# [Rows]
════
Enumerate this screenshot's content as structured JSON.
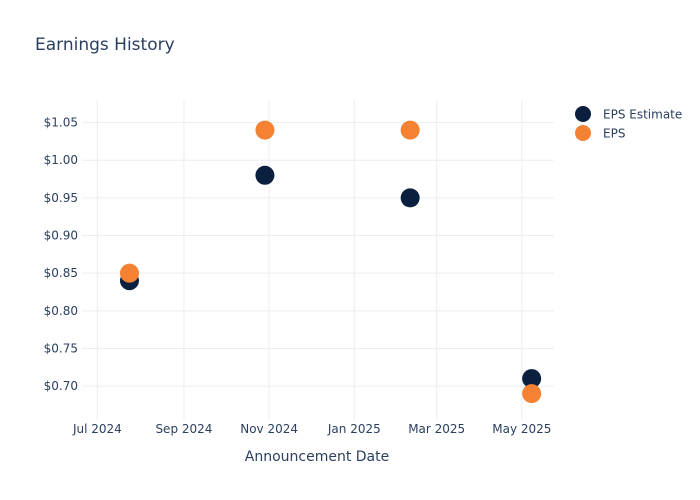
{
  "chart_data": {
    "type": "scatter",
    "title": "Earnings History",
    "xlabel": "Announcement Date",
    "ylabel": "",
    "x_axis_type": "date",
    "xlim": [
      "2024-06-20",
      "2025-05-24"
    ],
    "ylim": [
      0.655,
      1.08
    ],
    "x_ticks": [
      {
        "date": "2024-07-01",
        "label": "Jul 2024"
      },
      {
        "date": "2024-09-01",
        "label": "Sep 2024"
      },
      {
        "date": "2024-11-01",
        "label": "Nov 2024"
      },
      {
        "date": "2025-01-01",
        "label": "Jan 2025"
      },
      {
        "date": "2025-03-01",
        "label": "Mar 2025"
      },
      {
        "date": "2025-05-01",
        "label": "May 2025"
      }
    ],
    "y_ticks": [
      {
        "value": 0.7,
        "label": "$0.70"
      },
      {
        "value": 0.75,
        "label": "$0.75"
      },
      {
        "value": 0.8,
        "label": "$0.80"
      },
      {
        "value": 0.85,
        "label": "$0.85"
      },
      {
        "value": 0.9,
        "label": "$0.90"
      },
      {
        "value": 0.95,
        "label": "$0.95"
      },
      {
        "value": 1.0,
        "label": "$1.00"
      },
      {
        "value": 1.05,
        "label": "$1.05"
      }
    ],
    "grid": true,
    "legend_position": "top-right",
    "series": [
      {
        "name": "EPS Estimate",
        "color": "#0b1f3f",
        "points": [
          {
            "x": "2024-07-24",
            "y": 0.84
          },
          {
            "x": "2024-10-29",
            "y": 0.98
          },
          {
            "x": "2025-02-10",
            "y": 0.95
          },
          {
            "x": "2025-05-08",
            "y": 0.71
          }
        ]
      },
      {
        "name": "EPS",
        "color": "#f58233",
        "points": [
          {
            "x": "2024-07-24",
            "y": 0.85
          },
          {
            "x": "2024-10-29",
            "y": 1.04
          },
          {
            "x": "2025-02-10",
            "y": 1.04
          },
          {
            "x": "2025-05-08",
            "y": 0.69
          }
        ]
      }
    ]
  }
}
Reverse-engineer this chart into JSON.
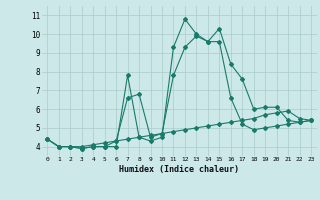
{
  "xlabel": "Humidex (Indice chaleur)",
  "background_color": "#cce8e8",
  "grid_color": "#aacccc",
  "line_color": "#1a7a6a",
  "xlim": [
    -0.5,
    23.5
  ],
  "ylim": [
    3.5,
    11.5
  ],
  "yticks": [
    4,
    5,
    6,
    7,
    8,
    9,
    10,
    11
  ],
  "xticks": [
    0,
    1,
    2,
    3,
    4,
    5,
    6,
    7,
    8,
    9,
    10,
    11,
    12,
    13,
    14,
    15,
    16,
    17,
    18,
    19,
    20,
    21,
    22,
    23
  ],
  "xtick_labels": [
    "0",
    "1",
    "2",
    "3",
    "4",
    "5",
    "6",
    "7",
    "8",
    "9",
    "10",
    "11",
    "12",
    "13",
    "14",
    "15",
    "16",
    "17",
    "18",
    "19",
    "20",
    "21",
    "22",
    "23"
  ],
  "series1_x": [
    0,
    1,
    2,
    3,
    4,
    5,
    6,
    7,
    8,
    9,
    10,
    11,
    12,
    13,
    14,
    15,
    16,
    17,
    18,
    19,
    20,
    21,
    22,
    23
  ],
  "series1_y": [
    4.4,
    4.0,
    4.0,
    3.9,
    4.0,
    4.0,
    4.0,
    7.8,
    4.5,
    4.3,
    4.5,
    9.3,
    10.8,
    10.0,
    9.6,
    10.3,
    8.4,
    7.6,
    6.0,
    6.1,
    6.1,
    5.4,
    5.3,
    5.4
  ],
  "series2_x": [
    0,
    1,
    2,
    3,
    4,
    5,
    6,
    7,
    8,
    9,
    10,
    11,
    12,
    13,
    14,
    15,
    16,
    17,
    18,
    19,
    20,
    21,
    22,
    23
  ],
  "series2_y": [
    4.4,
    4.0,
    4.0,
    3.9,
    4.0,
    4.0,
    4.3,
    6.6,
    6.8,
    4.5,
    4.7,
    7.8,
    9.3,
    9.9,
    9.6,
    9.6,
    6.6,
    5.2,
    4.9,
    5.0,
    5.1,
    5.2,
    5.3,
    5.4
  ],
  "series3_x": [
    0,
    1,
    2,
    3,
    4,
    5,
    6,
    7,
    8,
    9,
    10,
    11,
    12,
    13,
    14,
    15,
    16,
    17,
    18,
    19,
    20,
    21,
    22,
    23
  ],
  "series3_y": [
    4.4,
    4.0,
    4.0,
    4.0,
    4.1,
    4.2,
    4.3,
    4.4,
    4.5,
    4.6,
    4.7,
    4.8,
    4.9,
    5.0,
    5.1,
    5.2,
    5.3,
    5.4,
    5.5,
    5.7,
    5.8,
    5.9,
    5.5,
    5.4
  ]
}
════
# [Stated goal]
All the records above need to be given again word for word. Skip the pictures.

# [Result below]
Enumerate this screenshot's content as structured JSON.
{
  "chart_data": {
    "type": "scatter",
    "title": "Earnings History",
    "xlabel": "Announcement Date",
    "ylabel": "",
    "x_axis_type": "date",
    "xlim": [
      "2024-06-20",
      "2025-05-24"
    ],
    "ylim": [
      0.655,
      1.08
    ],
    "x_ticks": [
      {
        "date": "2024-07-01",
        "label": "Jul 2024"
      },
      {
        "date": "2024-09-01",
        "label": "Sep 2024"
      },
      {
        "date": "2024-11-01",
        "label": "Nov 2024"
      },
      {
        "date": "2025-01-01",
        "label": "Jan 2025"
      },
      {
        "date": "2025-03-01",
        "label": "Mar 2025"
      },
      {
        "date": "2025-05-01",
        "label": "May 2025"
      }
    ],
    "y_ticks": [
      {
        "value": 0.7,
        "label": "$0.70"
      },
      {
        "value": 0.75,
        "label": "$0.75"
      },
      {
        "value": 0.8,
        "label": "$0.80"
      },
      {
        "value": 0.85,
        "label": "$0.85"
      },
      {
        "value": 0.9,
        "label": "$0.90"
      },
      {
        "value": 0.95,
        "label": "$0.95"
      },
      {
        "value": 1.0,
        "label": "$1.00"
      },
      {
        "value": 1.05,
        "label": "$1.05"
      }
    ],
    "grid": true,
    "legend_position": "top-right",
    "series": [
      {
        "name": "EPS Estimate",
        "color": "#0b1f3f",
        "points": [
          {
            "x": "2024-07-24",
            "y": 0.84
          },
          {
            "x": "2024-10-29",
            "y": 0.98
          },
          {
            "x": "2025-02-10",
            "y": 0.95
          },
          {
            "x": "2025-05-08",
            "y": 0.71
          }
        ]
      },
      {
        "name": "EPS",
        "color": "#f58233",
        "points": [
          {
            "x": "2024-07-24",
            "y": 0.85
          },
          {
            "x": "2024-10-29",
            "y": 1.04
          },
          {
            "x": "2025-02-10",
            "y": 1.04
          },
          {
            "x": "2025-05-08",
            "y": 0.69
          }
        ]
      }
    ]
  }
}
Reverse-engineer this chart into JSON.
{
  "xlabel": "Humidex (Indice chaleur)",
  "background_color": "#cce8e8",
  "grid_color": "#aacccc",
  "line_color": "#1a7a6a",
  "xlim": [
    -0.5,
    23.5
  ],
  "ylim": [
    3.5,
    11.5
  ],
  "yticks": [
    4,
    5,
    6,
    7,
    8,
    9,
    10,
    11
  ],
  "xticks": [
    0,
    1,
    2,
    3,
    4,
    5,
    6,
    7,
    8,
    9,
    10,
    11,
    12,
    13,
    14,
    15,
    16,
    17,
    18,
    19,
    20,
    21,
    22,
    23
  ],
  "xtick_labels": [
    "0",
    "1",
    "2",
    "3",
    "4",
    "5",
    "6",
    "7",
    "8",
    "9",
    "10",
    "11",
    "12",
    "13",
    "14",
    "15",
    "16",
    "17",
    "18",
    "19",
    "20",
    "21",
    "22",
    "23"
  ],
  "series1_x": [
    0,
    1,
    2,
    3,
    4,
    5,
    6,
    7,
    8,
    9,
    10,
    11,
    12,
    13,
    14,
    15,
    16,
    17,
    18,
    19,
    20,
    21,
    22,
    23
  ],
  "series1_y": [
    4.4,
    4.0,
    4.0,
    3.9,
    4.0,
    4.0,
    4.0,
    7.8,
    4.5,
    4.3,
    4.5,
    9.3,
    10.8,
    10.0,
    9.6,
    10.3,
    8.4,
    7.6,
    6.0,
    6.1,
    6.1,
    5.4,
    5.3,
    5.4
  ],
  "series2_x": [
    0,
    1,
    2,
    3,
    4,
    5,
    6,
    7,
    8,
    9,
    10,
    11,
    12,
    13,
    14,
    15,
    16,
    17,
    18,
    19,
    20,
    21,
    22,
    23
  ],
  "series2_y": [
    4.4,
    4.0,
    4.0,
    3.9,
    4.0,
    4.0,
    4.3,
    6.6,
    6.8,
    4.5,
    4.7,
    7.8,
    9.3,
    9.9,
    9.6,
    9.6,
    6.6,
    5.2,
    4.9,
    5.0,
    5.1,
    5.2,
    5.3,
    5.4
  ],
  "series3_x": [
    0,
    1,
    2,
    3,
    4,
    5,
    6,
    7,
    8,
    9,
    10,
    11,
    12,
    13,
    14,
    15,
    16,
    17,
    18,
    19,
    20,
    21,
    22,
    23
  ],
  "series3_y": [
    4.4,
    4.0,
    4.0,
    4.0,
    4.1,
    4.2,
    4.3,
    4.4,
    4.5,
    4.6,
    4.7,
    4.8,
    4.9,
    5.0,
    5.1,
    5.2,
    5.3,
    5.4,
    5.5,
    5.7,
    5.8,
    5.9,
    5.5,
    5.4
  ]
}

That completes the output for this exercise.